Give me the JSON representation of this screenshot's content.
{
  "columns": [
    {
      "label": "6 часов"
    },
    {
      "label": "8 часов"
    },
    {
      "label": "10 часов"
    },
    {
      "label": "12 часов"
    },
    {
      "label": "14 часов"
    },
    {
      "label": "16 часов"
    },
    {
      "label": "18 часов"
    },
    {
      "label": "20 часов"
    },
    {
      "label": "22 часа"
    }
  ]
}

> _What you have to do_: Reproduce the material verbatim, line by line.

> _Task solution_:
Give me the JSON representation of this screenshot's content.
{
  "columns": [
    {
      "label": "6 часов"
    },
    {
      "label": "8 часов"
    },
    {
      "label": "10 часов"
    },
    {
      "label": "12 часов"
    },
    {
      "label": "14 часов"
    },
    {
      "label": "16 часов"
    },
    {
      "label": "18 часов"
    },
    {
      "label": "20 часов"
    },
    {
      "label": "22 часа"
    }
  ]
}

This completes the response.